Aim —
Where a line holds "ffffff", copy it.

Provided records —
========================

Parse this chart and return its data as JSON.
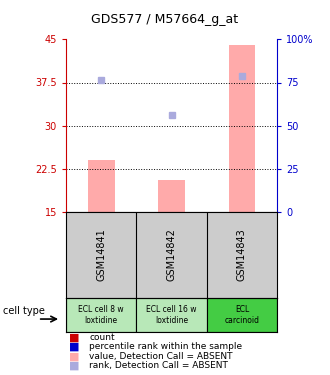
{
  "title": "GDS577 / M57664_g_at",
  "samples": [
    "GSM14841",
    "GSM14842",
    "GSM14843"
  ],
  "cell_types": [
    "ECL cell 8 w\nloxtidine",
    "ECL cell 16 w\nloxtidine",
    "ECL\ncarcinoid"
  ],
  "cell_type_colors": [
    "#b8e8b8",
    "#b8e8b8",
    "#44cc44"
  ],
  "bar_values": [
    24.0,
    20.5,
    44.0
  ],
  "bar_bottom": 15.0,
  "bar_color": "#ffaaaa",
  "rank_values": [
    76.5,
    56.0,
    79.0
  ],
  "rank_color": "#aaaadd",
  "ylim_left": [
    15,
    45
  ],
  "ylim_right": [
    0,
    100
  ],
  "yticks_left": [
    15,
    22.5,
    30,
    37.5,
    45
  ],
  "yticks_right": [
    0,
    25,
    50,
    75,
    100
  ],
  "ytick_labels_left": [
    "15",
    "22.5",
    "30",
    "37.5",
    "45"
  ],
  "ytick_labels_right": [
    "0",
    "25",
    "50",
    "75",
    "100%"
  ],
  "left_axis_color": "#cc0000",
  "right_axis_color": "#0000cc",
  "grid_yticks": [
    22.5,
    30,
    37.5
  ],
  "legend_items": [
    {
      "color": "#cc0000",
      "label": "count"
    },
    {
      "color": "#0000cc",
      "label": "percentile rank within the sample"
    },
    {
      "color": "#ffaaaa",
      "label": "value, Detection Call = ABSENT"
    },
    {
      "color": "#aaaadd",
      "label": "rank, Detection Call = ABSENT"
    }
  ],
  "cell_type_label": "cell type",
  "background_color": "#ffffff",
  "plot_bg_color": "#ffffff",
  "sample_area_color": "#cccccc"
}
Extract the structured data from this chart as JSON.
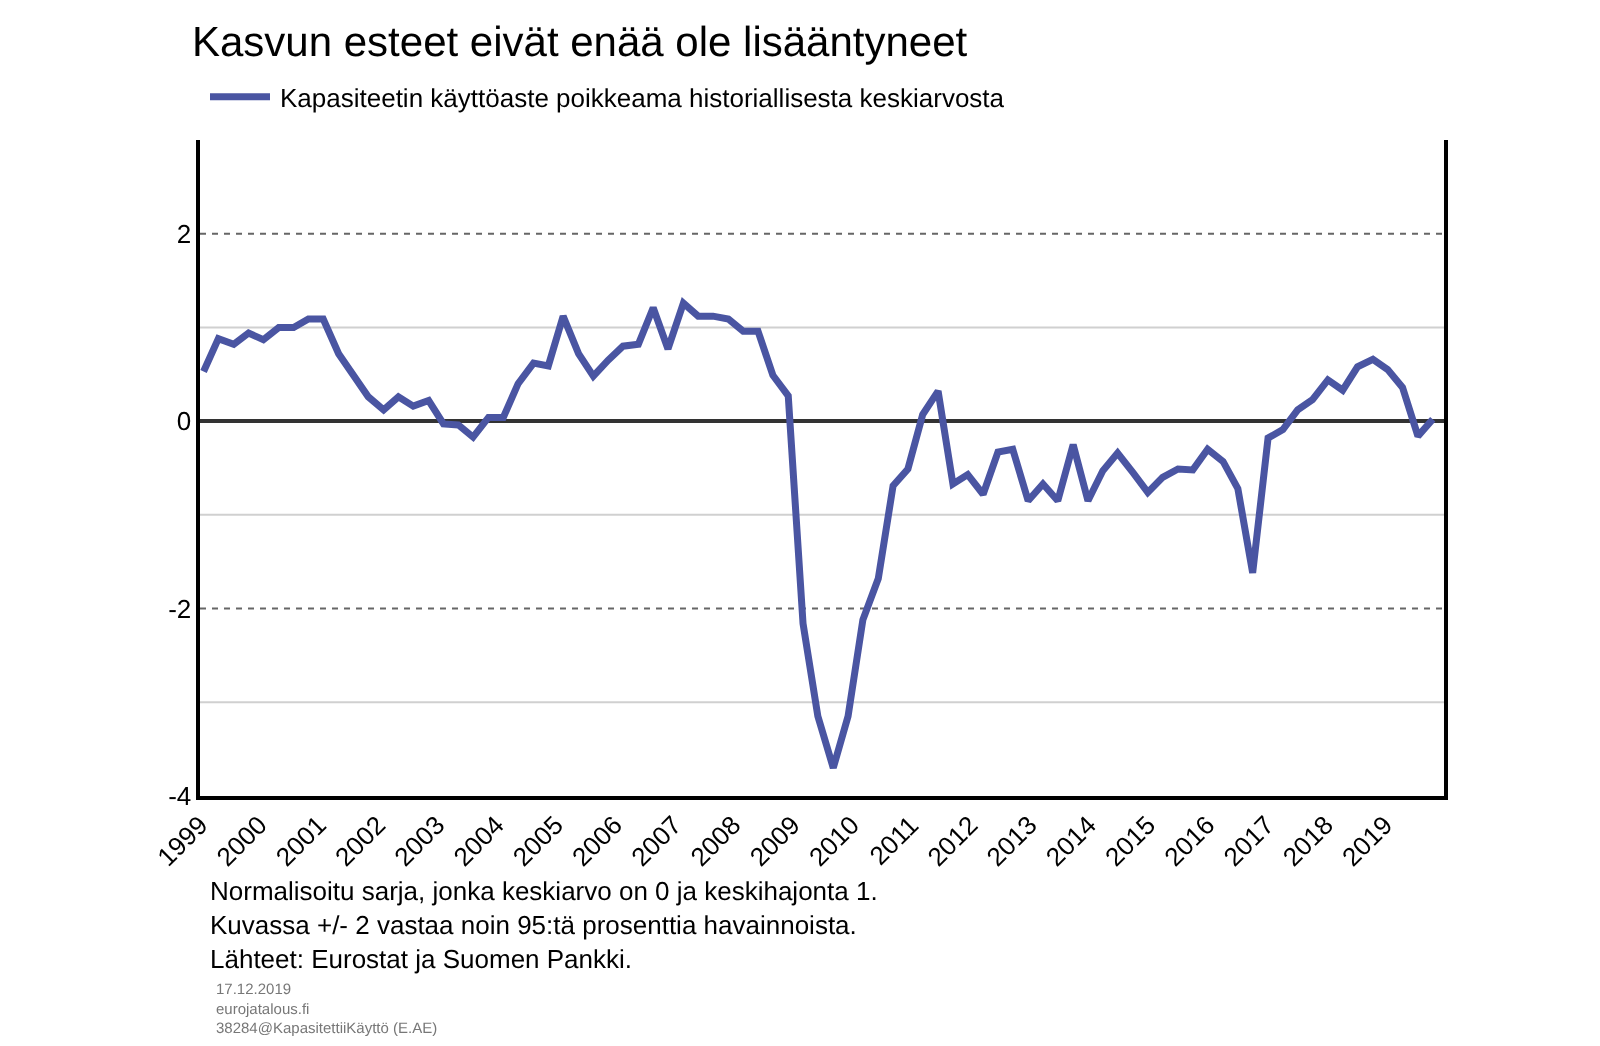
{
  "chart_data": {
    "type": "line",
    "title": "Kasvun esteet eivät enää ole lisääntyneet",
    "x": [
      1999.06,
      1999.31,
      1999.57,
      1999.82,
      2000.07,
      2000.33,
      2000.58,
      2000.83,
      2001.08,
      2001.34,
      2001.59,
      2001.84,
      2002.1,
      2002.35,
      2002.6,
      2002.86,
      2003.11,
      2003.36,
      2003.61,
      2003.87,
      2004.12,
      2004.37,
      2004.63,
      2004.88,
      2005.13,
      2005.39,
      2005.64,
      2005.89,
      2006.14,
      2006.4,
      2006.65,
      2006.9,
      2007.16,
      2007.41,
      2007.66,
      2007.92,
      2008.17,
      2008.42,
      2008.67,
      2008.93,
      2009.18,
      2009.43,
      2009.69,
      2009.94,
      2010.19,
      2010.45,
      2010.7,
      2010.95,
      2011.2,
      2011.46,
      2011.71,
      2011.96,
      2012.22,
      2012.47,
      2012.72,
      2012.98,
      2013.23,
      2013.48,
      2013.74,
      2013.99,
      2014.24,
      2014.49,
      2014.75,
      2015.0,
      2015.25,
      2015.51,
      2015.76,
      2016.01,
      2016.27,
      2016.52,
      2016.77,
      2017.03,
      2017.28,
      2017.53,
      2017.78,
      2018.04,
      2018.29,
      2018.54,
      2018.8,
      2019.05,
      2019.3,
      2019.56,
      2019.81
    ],
    "series": [
      {
        "name": "Kapasiteetin käyttöaste poikkeama historiallisesta keskiarvosta",
        "color": "#4a55a2",
        "values": [
          0.53,
          0.88,
          0.82,
          0.94,
          0.87,
          1.0,
          1.0,
          1.09,
          1.09,
          0.72,
          0.49,
          0.26,
          0.12,
          0.26,
          0.16,
          0.22,
          -0.03,
          -0.04,
          -0.17,
          0.04,
          0.04,
          0.4,
          0.62,
          0.59,
          1.12,
          0.72,
          0.48,
          0.65,
          0.8,
          0.82,
          1.21,
          0.77,
          1.26,
          1.12,
          1.12,
          1.09,
          0.96,
          0.96,
          0.49,
          0.27,
          -2.16,
          -3.15,
          -3.7,
          -3.15,
          -2.12,
          -1.68,
          -0.69,
          -0.51,
          0.07,
          0.32,
          -0.67,
          -0.57,
          -0.78,
          -0.33,
          -0.3,
          -0.85,
          -0.67,
          -0.85,
          -0.25,
          -0.85,
          -0.53,
          -0.34,
          -0.55,
          -0.76,
          -0.6,
          -0.51,
          -0.52,
          -0.3,
          -0.43,
          -0.72,
          -1.62,
          -0.18,
          -0.09,
          0.12,
          0.23,
          0.44,
          0.33,
          0.58,
          0.66,
          0.55,
          0.36,
          -0.16,
          0.02
        ]
      }
    ],
    "xlim": [
      1999,
      2020
    ],
    "xticks": [
      1999,
      2000,
      2001,
      2002,
      2003,
      2004,
      2005,
      2006,
      2007,
      2008,
      2009,
      2010,
      2011,
      2012,
      2013,
      2014,
      2015,
      2016,
      2017,
      2018,
      2019
    ],
    "ylim": [
      -4,
      3
    ],
    "yticks": [
      -4,
      {
        "value": -3,
        "label": null
      },
      -2,
      {
        "value": -1,
        "label": null
      },
      0,
      {
        "value": 1,
        "label": null
      },
      2
    ],
    "grid": "y",
    "legend": "top left",
    "marker": "none",
    "line_style": "solid",
    "annotations": [
      "Normalisoitu sarja, jonka keskiarvo on 0 ja keskihajonta 1.\nKuvassa +/- 2 vastaa noin 95:tä prosenttia havainnoista.\nLähteet: Eurostat ja Suomen Pankki.",
      "17.12.2019\neurojatalous.fi\n38284@KapasitettiiKäyttö (E.AE)"
    ]
  }
}
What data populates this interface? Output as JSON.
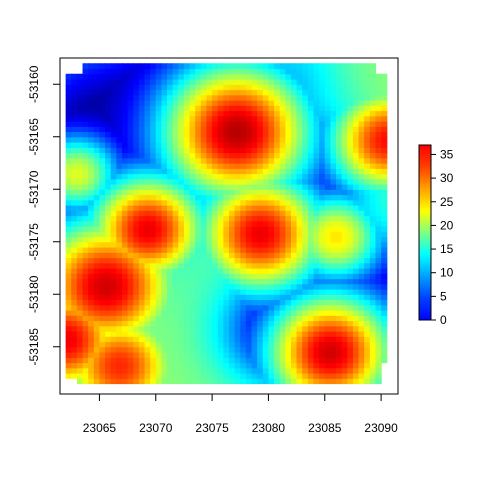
{
  "chart_data": {
    "type": "heatmap",
    "title": "",
    "xlabel": "",
    "ylabel": "",
    "xlim": [
      23061.5,
      23091.5
    ],
    "ylim": [
      -53189.5,
      -53157.5
    ],
    "x_ticks": [
      23065,
      23070,
      23075,
      23080,
      23085,
      23090
    ],
    "x_tick_labels": [
      "23065",
      "23070",
      "23075",
      "23080",
      "23085",
      "23090"
    ],
    "y_ticks": [
      -53160,
      -53165,
      -53170,
      -53175,
      -53180,
      -53185
    ],
    "y_tick_labels": [
      "-53160",
      "-53165",
      "-53170",
      "-53175",
      "-53180",
      "-53185"
    ],
    "data_extent": {
      "x": [
        23062.0,
        23090.5
      ],
      "y": [
        -53188.5,
        -53158.2
      ]
    },
    "color_scale": {
      "min": 0,
      "max": 37,
      "ticks": [
        0,
        5,
        10,
        15,
        20,
        25,
        30,
        35
      ],
      "tick_labels": [
        "0",
        "5",
        "10",
        "15",
        "20",
        "25",
        "30",
        "35"
      ],
      "palette": "jet (blue-cyan-green-yellow-red)"
    },
    "background_level": 19,
    "hotspots": [
      {
        "x": 23077.2,
        "y": -53164.5,
        "peak": 35,
        "radius": 5.0
      },
      {
        "x": 23069.3,
        "y": -53173.8,
        "peak": 33,
        "radius": 4.0
      },
      {
        "x": 23079.3,
        "y": -53174.2,
        "peak": 33,
        "radius": 4.3
      },
      {
        "x": 23065.6,
        "y": -53179.2,
        "peak": 34,
        "radius": 5.0
      },
      {
        "x": 23062.0,
        "y": -53184.3,
        "peak": 33,
        "radius": 4.2
      },
      {
        "x": 23066.8,
        "y": -53186.8,
        "peak": 31,
        "radius": 4.2
      },
      {
        "x": 23085.5,
        "y": -53185.5,
        "peak": 34,
        "radius": 4.3
      },
      {
        "x": 23090.6,
        "y": -53165.3,
        "peak": 32,
        "radius": 4.0
      },
      {
        "x": 23086.0,
        "y": -53174.5,
        "peak": 24,
        "radius": 3.2
      },
      {
        "x": 23063.0,
        "y": -53168.5,
        "peak": 22,
        "radius": 2.8
      }
    ],
    "low_zones": [
      {
        "x": 23065.5,
        "y": -53164.5,
        "depth": 19,
        "radius": 7.0
      },
      {
        "x": 23088.5,
        "y": -53180.5,
        "depth": 18,
        "radius": 4.5
      },
      {
        "x": 23084.5,
        "y": -53168.0,
        "depth": 12,
        "radius": 3.5
      },
      {
        "x": 23080.8,
        "y": -53183.5,
        "depth": 14,
        "radius": 3.8
      },
      {
        "x": 23063.0,
        "y": -53175.3,
        "depth": 16,
        "radius": 2.8
      },
      {
        "x": 23072.0,
        "y": -53159.5,
        "depth": 8,
        "radius": 3.0
      },
      {
        "x": 23082.0,
        "y": -53159.0,
        "depth": 6,
        "radius": 3.5
      }
    ]
  }
}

========================

Final result —
  "background_color": "#ffffff",
  "plot_bg_color": "#ffffff",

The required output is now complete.